(WRITTEN PROBLEM) Copy all lines below containing "title".

(ENTRIES)
=-=-=

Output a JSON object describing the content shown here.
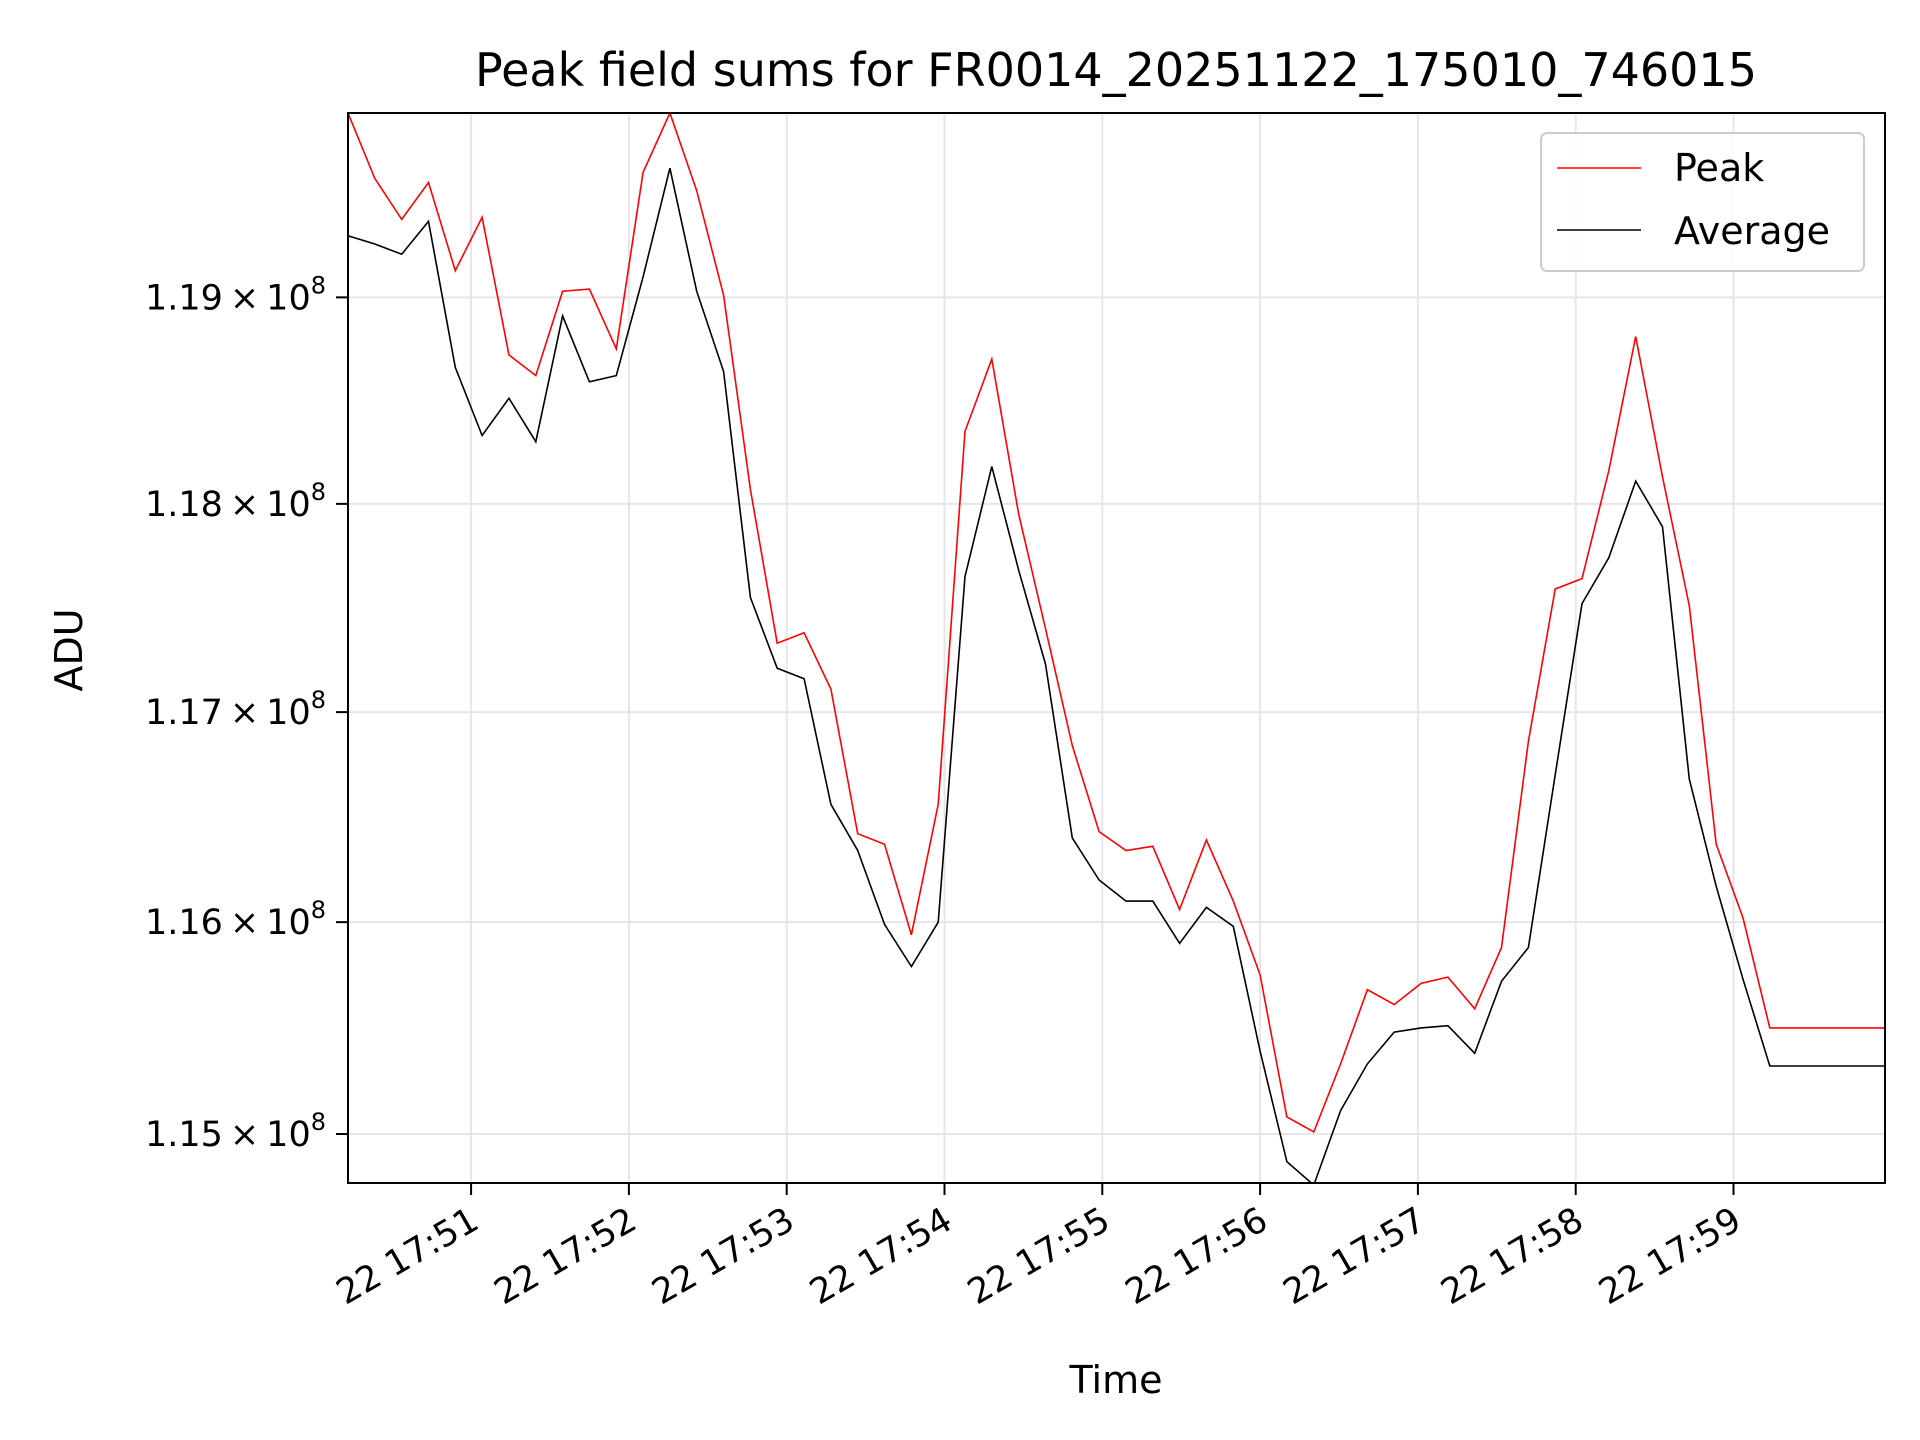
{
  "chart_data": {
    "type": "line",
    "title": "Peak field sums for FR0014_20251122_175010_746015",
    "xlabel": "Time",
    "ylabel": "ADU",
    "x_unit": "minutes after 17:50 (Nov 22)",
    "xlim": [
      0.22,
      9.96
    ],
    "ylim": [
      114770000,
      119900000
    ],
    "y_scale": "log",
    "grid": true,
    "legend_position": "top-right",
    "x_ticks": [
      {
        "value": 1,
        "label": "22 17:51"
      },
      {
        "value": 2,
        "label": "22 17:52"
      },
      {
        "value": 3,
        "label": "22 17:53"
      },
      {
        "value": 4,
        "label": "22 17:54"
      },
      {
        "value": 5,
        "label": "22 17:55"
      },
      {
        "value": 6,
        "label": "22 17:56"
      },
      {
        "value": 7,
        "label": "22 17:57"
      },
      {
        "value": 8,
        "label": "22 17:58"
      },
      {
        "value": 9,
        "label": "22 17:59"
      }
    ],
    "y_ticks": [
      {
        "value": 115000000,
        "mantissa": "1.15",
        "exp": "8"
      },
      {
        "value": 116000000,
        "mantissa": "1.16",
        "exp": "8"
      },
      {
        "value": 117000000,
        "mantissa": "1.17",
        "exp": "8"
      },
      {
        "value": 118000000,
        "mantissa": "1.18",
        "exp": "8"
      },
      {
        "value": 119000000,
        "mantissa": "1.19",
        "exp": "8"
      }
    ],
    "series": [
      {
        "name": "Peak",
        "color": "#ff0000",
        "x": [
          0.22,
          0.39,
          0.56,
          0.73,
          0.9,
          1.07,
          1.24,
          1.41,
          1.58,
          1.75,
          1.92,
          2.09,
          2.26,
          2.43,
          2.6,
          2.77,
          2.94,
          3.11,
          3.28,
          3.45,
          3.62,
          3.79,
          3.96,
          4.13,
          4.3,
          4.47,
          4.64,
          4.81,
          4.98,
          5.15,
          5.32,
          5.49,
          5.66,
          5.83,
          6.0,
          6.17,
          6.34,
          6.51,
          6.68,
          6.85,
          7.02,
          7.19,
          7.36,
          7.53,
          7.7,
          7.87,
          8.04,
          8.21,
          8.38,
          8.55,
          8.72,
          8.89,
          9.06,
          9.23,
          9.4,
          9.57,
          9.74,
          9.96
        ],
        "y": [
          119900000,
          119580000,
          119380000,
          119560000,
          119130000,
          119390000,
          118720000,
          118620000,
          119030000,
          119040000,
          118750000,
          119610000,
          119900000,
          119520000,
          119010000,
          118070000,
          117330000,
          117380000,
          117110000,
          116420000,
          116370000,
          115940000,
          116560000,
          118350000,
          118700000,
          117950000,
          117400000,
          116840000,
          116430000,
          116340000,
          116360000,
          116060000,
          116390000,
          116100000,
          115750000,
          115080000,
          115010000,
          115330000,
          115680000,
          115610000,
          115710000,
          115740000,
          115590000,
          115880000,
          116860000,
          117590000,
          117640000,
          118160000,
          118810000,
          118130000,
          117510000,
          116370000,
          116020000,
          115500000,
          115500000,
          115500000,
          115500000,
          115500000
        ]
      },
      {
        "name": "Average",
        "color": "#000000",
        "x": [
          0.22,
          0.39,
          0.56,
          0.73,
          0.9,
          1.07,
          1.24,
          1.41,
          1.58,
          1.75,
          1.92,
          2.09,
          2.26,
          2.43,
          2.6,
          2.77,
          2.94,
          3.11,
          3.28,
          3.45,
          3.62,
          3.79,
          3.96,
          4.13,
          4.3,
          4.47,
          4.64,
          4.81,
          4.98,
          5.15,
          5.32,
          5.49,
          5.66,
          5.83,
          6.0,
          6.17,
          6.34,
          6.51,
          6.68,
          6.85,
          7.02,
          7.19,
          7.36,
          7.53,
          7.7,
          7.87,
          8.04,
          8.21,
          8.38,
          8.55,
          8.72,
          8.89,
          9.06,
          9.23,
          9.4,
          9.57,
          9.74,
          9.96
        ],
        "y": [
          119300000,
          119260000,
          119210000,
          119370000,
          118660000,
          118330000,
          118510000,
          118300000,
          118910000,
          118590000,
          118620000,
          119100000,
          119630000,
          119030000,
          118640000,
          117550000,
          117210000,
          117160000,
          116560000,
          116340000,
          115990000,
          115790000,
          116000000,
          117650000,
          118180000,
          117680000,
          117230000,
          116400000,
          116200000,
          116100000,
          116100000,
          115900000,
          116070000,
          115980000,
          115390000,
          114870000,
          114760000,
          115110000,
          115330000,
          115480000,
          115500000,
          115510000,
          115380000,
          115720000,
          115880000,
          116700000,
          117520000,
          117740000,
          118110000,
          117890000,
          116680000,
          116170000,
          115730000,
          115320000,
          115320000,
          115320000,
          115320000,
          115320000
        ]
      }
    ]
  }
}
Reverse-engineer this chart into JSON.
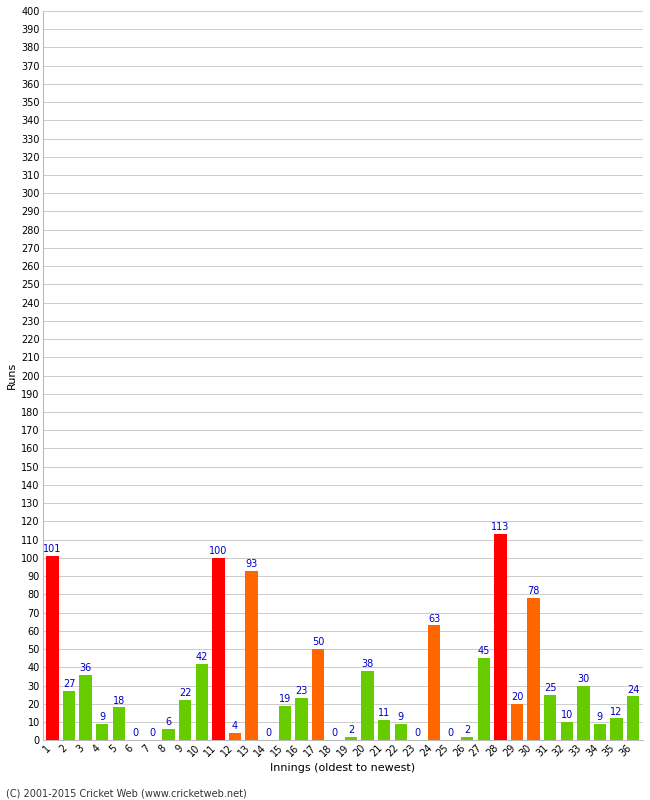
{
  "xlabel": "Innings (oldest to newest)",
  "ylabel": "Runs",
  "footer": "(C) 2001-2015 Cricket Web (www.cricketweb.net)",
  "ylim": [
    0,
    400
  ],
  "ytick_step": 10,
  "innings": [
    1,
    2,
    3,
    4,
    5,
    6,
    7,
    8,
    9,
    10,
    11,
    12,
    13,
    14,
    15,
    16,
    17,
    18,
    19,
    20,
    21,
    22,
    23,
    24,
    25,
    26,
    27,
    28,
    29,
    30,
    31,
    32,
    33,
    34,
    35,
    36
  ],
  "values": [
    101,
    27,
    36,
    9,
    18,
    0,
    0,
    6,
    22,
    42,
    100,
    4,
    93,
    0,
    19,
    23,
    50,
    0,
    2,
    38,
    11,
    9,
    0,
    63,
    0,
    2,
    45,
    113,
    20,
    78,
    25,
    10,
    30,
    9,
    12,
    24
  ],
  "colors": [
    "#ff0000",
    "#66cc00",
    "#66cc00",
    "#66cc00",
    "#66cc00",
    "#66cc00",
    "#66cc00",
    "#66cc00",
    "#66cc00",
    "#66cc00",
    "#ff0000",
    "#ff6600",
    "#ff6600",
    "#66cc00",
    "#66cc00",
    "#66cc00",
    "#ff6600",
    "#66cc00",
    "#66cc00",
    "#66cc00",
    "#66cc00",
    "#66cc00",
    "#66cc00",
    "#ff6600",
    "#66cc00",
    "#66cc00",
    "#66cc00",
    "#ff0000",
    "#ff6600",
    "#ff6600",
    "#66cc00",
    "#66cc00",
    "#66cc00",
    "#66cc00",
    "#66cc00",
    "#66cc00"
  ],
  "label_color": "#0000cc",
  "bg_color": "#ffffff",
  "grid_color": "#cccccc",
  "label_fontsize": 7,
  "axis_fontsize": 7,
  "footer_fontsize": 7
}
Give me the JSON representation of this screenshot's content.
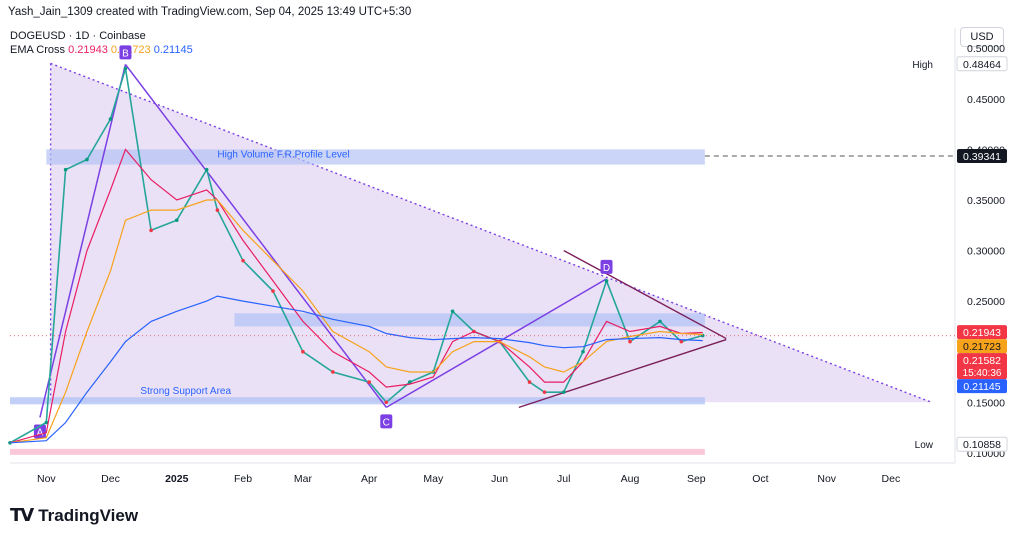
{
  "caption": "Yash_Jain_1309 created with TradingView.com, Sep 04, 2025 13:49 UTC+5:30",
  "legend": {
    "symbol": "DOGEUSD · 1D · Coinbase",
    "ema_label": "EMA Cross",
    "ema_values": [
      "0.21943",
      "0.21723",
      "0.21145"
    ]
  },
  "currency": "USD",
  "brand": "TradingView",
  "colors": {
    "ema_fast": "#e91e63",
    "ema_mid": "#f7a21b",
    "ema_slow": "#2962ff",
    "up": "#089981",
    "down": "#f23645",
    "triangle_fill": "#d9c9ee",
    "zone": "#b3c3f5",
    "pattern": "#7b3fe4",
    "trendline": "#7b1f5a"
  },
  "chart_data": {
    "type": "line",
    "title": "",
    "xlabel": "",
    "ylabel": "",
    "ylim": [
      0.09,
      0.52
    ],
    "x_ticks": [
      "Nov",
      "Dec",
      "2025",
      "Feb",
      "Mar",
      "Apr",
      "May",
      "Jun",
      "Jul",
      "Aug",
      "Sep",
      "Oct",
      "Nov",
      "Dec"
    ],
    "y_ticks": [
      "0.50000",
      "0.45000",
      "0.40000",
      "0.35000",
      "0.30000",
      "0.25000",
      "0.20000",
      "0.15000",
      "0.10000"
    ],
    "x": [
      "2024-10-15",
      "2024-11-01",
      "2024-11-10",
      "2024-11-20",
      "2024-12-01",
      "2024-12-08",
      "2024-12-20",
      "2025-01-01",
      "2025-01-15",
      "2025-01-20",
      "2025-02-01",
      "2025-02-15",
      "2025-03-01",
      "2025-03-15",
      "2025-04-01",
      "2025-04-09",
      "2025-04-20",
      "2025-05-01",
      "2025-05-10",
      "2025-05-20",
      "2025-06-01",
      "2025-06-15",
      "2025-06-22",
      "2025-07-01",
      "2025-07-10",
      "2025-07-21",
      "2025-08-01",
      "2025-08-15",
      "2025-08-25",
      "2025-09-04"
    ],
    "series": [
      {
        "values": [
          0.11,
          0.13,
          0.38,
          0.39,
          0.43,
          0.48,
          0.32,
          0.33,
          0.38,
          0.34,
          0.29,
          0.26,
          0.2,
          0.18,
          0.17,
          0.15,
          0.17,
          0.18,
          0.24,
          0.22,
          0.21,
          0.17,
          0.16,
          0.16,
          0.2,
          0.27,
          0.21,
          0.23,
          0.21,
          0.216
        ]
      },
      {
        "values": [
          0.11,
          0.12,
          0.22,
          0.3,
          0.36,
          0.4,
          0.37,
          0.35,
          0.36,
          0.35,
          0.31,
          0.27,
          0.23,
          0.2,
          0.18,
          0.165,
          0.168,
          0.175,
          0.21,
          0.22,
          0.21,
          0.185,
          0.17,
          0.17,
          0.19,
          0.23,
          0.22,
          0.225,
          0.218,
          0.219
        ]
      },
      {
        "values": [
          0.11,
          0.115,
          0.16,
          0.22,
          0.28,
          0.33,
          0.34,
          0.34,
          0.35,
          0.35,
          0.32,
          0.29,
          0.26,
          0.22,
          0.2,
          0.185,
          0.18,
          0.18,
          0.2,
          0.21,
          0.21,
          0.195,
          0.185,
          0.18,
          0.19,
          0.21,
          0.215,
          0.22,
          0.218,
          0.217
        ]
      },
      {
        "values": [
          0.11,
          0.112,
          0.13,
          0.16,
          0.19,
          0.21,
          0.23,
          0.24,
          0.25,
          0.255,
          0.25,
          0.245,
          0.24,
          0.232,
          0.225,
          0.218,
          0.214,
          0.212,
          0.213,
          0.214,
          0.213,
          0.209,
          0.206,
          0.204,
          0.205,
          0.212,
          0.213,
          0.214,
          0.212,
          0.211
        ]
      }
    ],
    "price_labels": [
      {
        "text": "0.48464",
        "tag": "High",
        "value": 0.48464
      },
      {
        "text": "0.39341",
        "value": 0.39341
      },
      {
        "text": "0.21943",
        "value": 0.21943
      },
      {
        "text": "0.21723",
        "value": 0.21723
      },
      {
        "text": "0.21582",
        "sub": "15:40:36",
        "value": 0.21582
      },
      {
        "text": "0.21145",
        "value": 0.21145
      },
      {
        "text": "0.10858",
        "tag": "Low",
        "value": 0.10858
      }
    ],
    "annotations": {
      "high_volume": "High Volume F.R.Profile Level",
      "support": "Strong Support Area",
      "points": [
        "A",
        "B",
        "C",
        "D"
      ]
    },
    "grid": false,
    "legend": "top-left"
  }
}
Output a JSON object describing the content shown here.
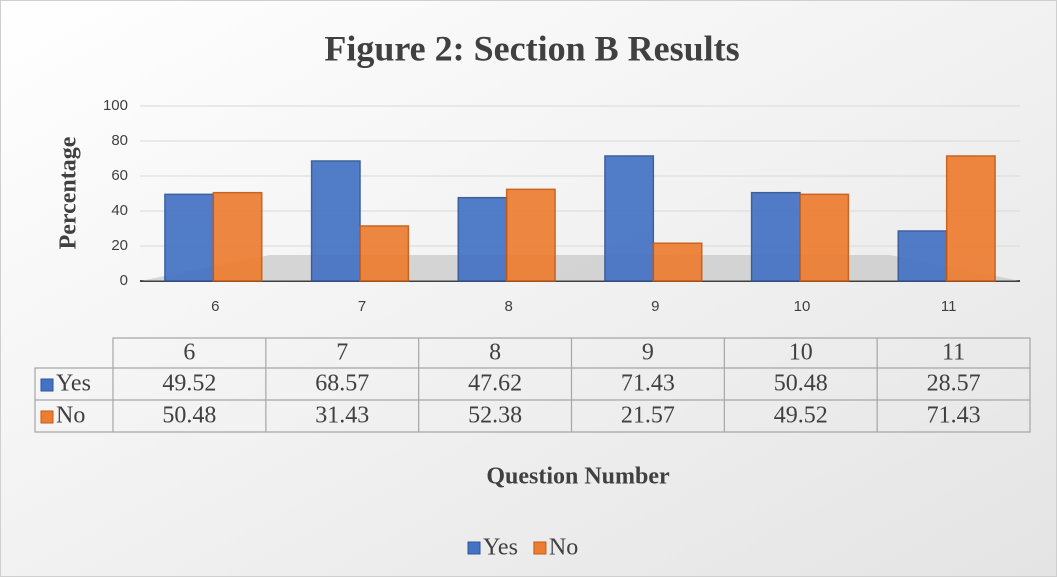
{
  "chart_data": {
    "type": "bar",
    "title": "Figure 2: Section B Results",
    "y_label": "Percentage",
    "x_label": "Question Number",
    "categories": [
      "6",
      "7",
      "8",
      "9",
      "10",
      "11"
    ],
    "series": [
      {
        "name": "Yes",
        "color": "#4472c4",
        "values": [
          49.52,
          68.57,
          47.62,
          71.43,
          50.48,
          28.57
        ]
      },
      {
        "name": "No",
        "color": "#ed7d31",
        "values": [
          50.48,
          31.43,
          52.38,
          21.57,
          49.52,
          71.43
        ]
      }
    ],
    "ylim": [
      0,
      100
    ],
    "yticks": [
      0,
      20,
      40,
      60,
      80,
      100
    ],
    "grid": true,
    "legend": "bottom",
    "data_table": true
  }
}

=-=-=

(CORRECT RESPONSE)
    "title": "Peak field sums for FR0014_20251122_175010_746015",
    "title": "",
    "title": "Figure 2: Section B Results",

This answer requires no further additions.